Each record needs to be echoed exactly; can you do that?

- - - - -

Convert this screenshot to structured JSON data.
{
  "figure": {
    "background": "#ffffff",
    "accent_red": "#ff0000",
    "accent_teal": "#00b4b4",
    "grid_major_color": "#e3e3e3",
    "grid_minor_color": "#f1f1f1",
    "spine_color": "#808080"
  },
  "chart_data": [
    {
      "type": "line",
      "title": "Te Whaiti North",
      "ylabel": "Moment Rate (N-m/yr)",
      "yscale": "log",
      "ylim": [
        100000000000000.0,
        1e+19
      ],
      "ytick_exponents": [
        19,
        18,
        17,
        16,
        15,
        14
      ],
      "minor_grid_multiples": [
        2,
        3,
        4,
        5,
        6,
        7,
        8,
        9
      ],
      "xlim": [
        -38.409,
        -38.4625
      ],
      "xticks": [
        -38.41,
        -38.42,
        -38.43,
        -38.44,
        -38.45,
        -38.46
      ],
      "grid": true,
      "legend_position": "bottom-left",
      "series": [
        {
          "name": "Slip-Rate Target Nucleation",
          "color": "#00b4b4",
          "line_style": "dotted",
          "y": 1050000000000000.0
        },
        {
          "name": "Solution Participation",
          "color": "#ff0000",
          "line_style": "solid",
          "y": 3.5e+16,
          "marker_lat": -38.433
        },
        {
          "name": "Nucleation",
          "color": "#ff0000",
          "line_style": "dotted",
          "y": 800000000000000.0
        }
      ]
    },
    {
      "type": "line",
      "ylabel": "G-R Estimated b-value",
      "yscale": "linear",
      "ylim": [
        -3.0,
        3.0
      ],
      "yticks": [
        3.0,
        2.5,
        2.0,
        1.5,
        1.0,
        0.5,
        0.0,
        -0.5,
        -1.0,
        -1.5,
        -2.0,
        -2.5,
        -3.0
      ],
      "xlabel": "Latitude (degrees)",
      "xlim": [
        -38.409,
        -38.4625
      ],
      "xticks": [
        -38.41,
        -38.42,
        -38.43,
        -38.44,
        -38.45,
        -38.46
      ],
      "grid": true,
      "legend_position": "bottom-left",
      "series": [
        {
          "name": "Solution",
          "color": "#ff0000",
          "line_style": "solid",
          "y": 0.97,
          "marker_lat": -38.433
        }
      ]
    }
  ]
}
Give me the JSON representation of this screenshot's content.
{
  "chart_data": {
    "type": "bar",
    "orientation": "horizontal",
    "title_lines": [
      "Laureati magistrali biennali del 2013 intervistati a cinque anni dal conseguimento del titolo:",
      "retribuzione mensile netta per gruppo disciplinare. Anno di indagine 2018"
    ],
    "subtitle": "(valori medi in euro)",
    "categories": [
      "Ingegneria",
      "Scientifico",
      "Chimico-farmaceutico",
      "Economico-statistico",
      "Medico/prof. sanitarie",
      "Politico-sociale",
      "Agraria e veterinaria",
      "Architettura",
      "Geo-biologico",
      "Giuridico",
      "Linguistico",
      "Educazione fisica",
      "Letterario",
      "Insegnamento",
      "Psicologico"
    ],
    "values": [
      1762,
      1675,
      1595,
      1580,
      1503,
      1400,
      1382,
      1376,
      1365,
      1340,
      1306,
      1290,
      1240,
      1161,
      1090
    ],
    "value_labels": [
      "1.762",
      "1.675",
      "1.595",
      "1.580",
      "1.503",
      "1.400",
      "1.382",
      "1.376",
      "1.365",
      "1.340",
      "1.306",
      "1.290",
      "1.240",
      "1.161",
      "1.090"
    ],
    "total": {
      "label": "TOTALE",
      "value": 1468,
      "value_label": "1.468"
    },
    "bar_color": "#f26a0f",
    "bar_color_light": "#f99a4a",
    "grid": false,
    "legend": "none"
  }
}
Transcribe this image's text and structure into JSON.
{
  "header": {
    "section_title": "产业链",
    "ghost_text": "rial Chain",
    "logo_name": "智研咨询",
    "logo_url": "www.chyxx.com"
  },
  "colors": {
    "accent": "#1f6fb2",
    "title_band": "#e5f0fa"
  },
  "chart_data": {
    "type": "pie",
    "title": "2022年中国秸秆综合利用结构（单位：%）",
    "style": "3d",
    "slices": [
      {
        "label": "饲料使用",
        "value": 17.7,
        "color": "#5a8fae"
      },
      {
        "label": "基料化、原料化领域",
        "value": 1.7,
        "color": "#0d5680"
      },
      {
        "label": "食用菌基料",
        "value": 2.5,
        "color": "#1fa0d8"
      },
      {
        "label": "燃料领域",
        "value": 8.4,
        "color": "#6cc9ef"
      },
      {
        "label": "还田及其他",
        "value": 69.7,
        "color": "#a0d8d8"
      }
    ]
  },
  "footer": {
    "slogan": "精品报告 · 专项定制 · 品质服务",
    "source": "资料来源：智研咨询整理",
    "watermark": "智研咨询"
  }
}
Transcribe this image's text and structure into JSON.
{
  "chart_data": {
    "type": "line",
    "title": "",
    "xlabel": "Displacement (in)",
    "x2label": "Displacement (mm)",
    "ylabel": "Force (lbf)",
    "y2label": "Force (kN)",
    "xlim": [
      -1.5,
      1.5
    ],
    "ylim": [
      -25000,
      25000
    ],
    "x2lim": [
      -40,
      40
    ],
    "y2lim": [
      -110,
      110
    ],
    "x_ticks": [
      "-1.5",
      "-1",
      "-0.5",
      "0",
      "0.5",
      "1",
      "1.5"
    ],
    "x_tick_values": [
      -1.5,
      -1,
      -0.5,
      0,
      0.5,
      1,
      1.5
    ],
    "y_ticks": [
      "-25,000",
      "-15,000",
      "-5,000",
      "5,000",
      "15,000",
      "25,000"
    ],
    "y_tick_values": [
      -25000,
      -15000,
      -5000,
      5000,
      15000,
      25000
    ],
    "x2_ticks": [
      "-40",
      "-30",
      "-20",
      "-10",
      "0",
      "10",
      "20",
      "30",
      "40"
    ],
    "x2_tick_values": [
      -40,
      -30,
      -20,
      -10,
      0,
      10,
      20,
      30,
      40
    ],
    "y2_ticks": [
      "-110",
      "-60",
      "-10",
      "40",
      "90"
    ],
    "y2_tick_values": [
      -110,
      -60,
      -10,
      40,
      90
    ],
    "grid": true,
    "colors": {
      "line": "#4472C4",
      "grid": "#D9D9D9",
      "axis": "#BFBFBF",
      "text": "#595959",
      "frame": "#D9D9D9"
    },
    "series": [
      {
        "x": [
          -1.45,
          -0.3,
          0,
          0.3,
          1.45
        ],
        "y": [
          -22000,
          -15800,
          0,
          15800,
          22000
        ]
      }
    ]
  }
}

- - - - -

§ RESPONSE TO THE EXERCISE
Convert this screenshot to structured JSON data.
{
  "figure": {
    "background": "#ffffff",
    "accent_red": "#ff0000",
    "accent_teal": "#00b4b4",
    "grid_major_color": "#e3e3e3",
    "grid_minor_color": "#f1f1f1",
    "spine_color": "#808080"
  },
  "chart_data": [
    {
      "type": "line",
      "title": "Te Whaiti North",
      "ylabel": "Moment Rate (N-m/yr)",
      "yscale": "log",
      "ylim": [
        100000000000000.0,
        1e+19
      ],
      "ytick_exponents": [
        19,
        18,
        17,
        16,
        15,
        14
      ],
      "minor_grid_multiples": [
        2,
        3,
        4,
        5,
        6,
        7,
        8,
        9
      ],
      "xlim": [
        -38.409,
        -38.4625
      ],
      "xticks": [
        -38.41,
        -38.42,
        -38.43,
        -38.44,
        -38.45,
        -38.46
      ],
      "grid": true,
      "legend_position": "bottom-left",
      "series": [
        {
          "name": "Slip-Rate Target Nucleation",
          "color": "#00b4b4",
          "line_style": "dotted",
          "y": 1050000000000000.0
        },
        {
          "name": "Solution Participation",
          "color": "#ff0000",
          "line_style": "solid",
          "y": 3.5e+16,
          "marker_lat": -38.433
        },
        {
          "name": "Nucleation",
          "color": "#ff0000",
          "line_style": "dotted",
          "y": 800000000000000.0
        }
      ]
    },
    {
      "type": "line",
      "ylabel": "G-R Estimated b-value",
      "yscale": "linear",
      "ylim": [
        -3.0,
        3.0
      ],
      "yticks": [
        3.0,
        2.5,
        2.0,
        1.5,
        1.0,
        0.5,
        0.0,
        -0.5,
        -1.0,
        -1.5,
        -2.0,
        -2.5,
        -3.0
      ],
      "xlabel": "Latitude (degrees)",
      "xlim": [
        -38.409,
        -38.4625
      ],
      "xticks": [
        -38.41,
        -38.42,
        -38.43,
        -38.44,
        -38.45,
        -38.46
      ],
      "grid": true,
      "legend_position": "bottom-left",
      "series": [
        {
          "name": "Solution",
          "color": "#ff0000",
          "line_style": "solid",
          "y": 0.97,
          "marker_lat": -38.433
        }
      ]
    }
  ]
}
Give me the JSON representation of this screenshot's content.
{
  "chart_data": {
    "type": "bar",
    "orientation": "horizontal",
    "title_lines": [
      "Laureati magistrali biennali del 2013 intervistati a cinque anni dal conseguimento del titolo:",
      "retribuzione mensile netta per gruppo disciplinare. Anno di indagine 2018"
    ],
    "subtitle": "(valori medi in euro)",
    "categories": [
      "Ingegneria",
      "Scientifico",
      "Chimico-farmaceutico",
      "Economico-statistico",
      "Medico/prof. sanitarie",
      "Politico-sociale",
      "Agraria e veterinaria",
      "Architettura",
      "Geo-biologico",
      "Giuridico",
      "Linguistico",
      "Educazione fisica",
      "Letterario",
      "Insegnamento",
      "Psicologico"
    ],
    "values": [
      1762,
      1675,
      1595,
      1580,
      1503,
      1400,
      1382,
      1376,
      1365,
      1340,
      1306,
      1290,
      1240,
      1161,
      1090
    ],
    "value_labels": [
      "1.762",
      "1.675",
      "1.595",
      "1.580",
      "1.503",
      "1.400",
      "1.382",
      "1.376",
      "1.365",
      "1.340",
      "1.306",
      "1.290",
      "1.240",
      "1.161",
      "1.090"
    ],
    "total": {
      "label": "TOTALE",
      "value": 1468,
      "value_label": "1.468"
    },
    "bar_color": "#f26a0f",
    "bar_color_light": "#f99a4a",
    "grid": false,
    "legend": "none"
  }
}
Transcribe this image's text and structure into JSON.
{
  "header": {
    "section_title": "产业链",
    "ghost_text": "rial Chain",
    "logo_name": "智研咨询",
    "logo_url": "www.chyxx.com"
  },
  "colors": {
    "accent": "#1f6fb2",
    "title_band": "#e5f0fa"
  },
  "chart_data": {
    "type": "pie",
    "title": "2022年中国秸秆综合利用结构（单位：%）",
    "style": "3d",
    "slices": [
      {
        "label": "饲料使用",
        "value": 17.7,
        "color": "#5a8fae"
      },
      {
        "label": "基料化、原料化领域",
        "value": 1.7,
        "color": "#0d5680"
      },
      {
        "label": "食用菌基料",
        "value": 2.5,
        "color": "#1fa0d8"
      },
      {
        "label": "燃料领域",
        "value": 8.4,
        "color": "#6cc9ef"
      },
      {
        "label": "还田及其他",
        "value": 69.7,
        "color": "#a0d8d8"
      }
    ]
  },
  "footer": {
    "slogan": "精品报告 · 专项定制 · 品质服务",
    "source": "资料来源：智研咨询整理",
    "watermark": "智研咨询"
  }
}
Transcribe this image's text and structure into JSON.
{
  "chart_data": {
    "type": "line",
    "title": "",
    "xlabel": "Displacement (in)",
    "x2label": "Displacement (mm)",
    "ylabel": "Force (lbf)",
    "y2label": "Force (kN)",
    "xlim": [
      -1.5,
      1.5
    ],
    "ylim": [
      -25000,
      25000
    ],
    "x2lim": [
      -40,
      40
    ],
    "y2lim": [
      -110,
      110
    ],
    "x_ticks": [
      "-1.5",
      "-1",
      "-0.5",
      "0",
      "0.5",
      "1",
      "1.5"
    ],
    "x_tick_values": [
      -1.5,
      -1,
      -0.5,
      0,
      0.5,
      1,
      1.5
    ],
    "y_ticks": [
      "-25,000",
      "-15,000",
      "-5,000",
      "5,000",
      "15,000",
      "25,000"
    ],
    "y_tick_values": [
      -25000,
      -15000,
      -5000,
      5000,
      15000,
      25000
    ],
    "x2_ticks": [
      "-40",
      "-30",
      "-20",
      "-10",
      "0",
      "10",
      "20",
      "30",
      "40"
    ],
    "x2_tick_values": [
      -40,
      -30,
      -20,
      -10,
      0,
      10,
      20,
      30,
      40
    ],
    "y2_ticks": [
      "-110",
      "-60",
      "-10",
      "40",
      "90"
    ],
    "y2_tick_values": [
      -110,
      -60,
      -10,
      40,
      90
    ],
    "grid": true,
    "colors": {
      "line": "#4472C4",
      "grid": "#D9D9D9",
      "axis": "#BFBFBF",
      "text": "#595959",
      "frame": "#D9D9D9"
    },
    "series": [
      {
        "x": [
          -1.45,
          -0.3,
          0,
          0.3,
          1.45
        ],
        "y": [
          -22000,
          -15800,
          0,
          15800,
          22000
        ]
      }
    ]
  }
}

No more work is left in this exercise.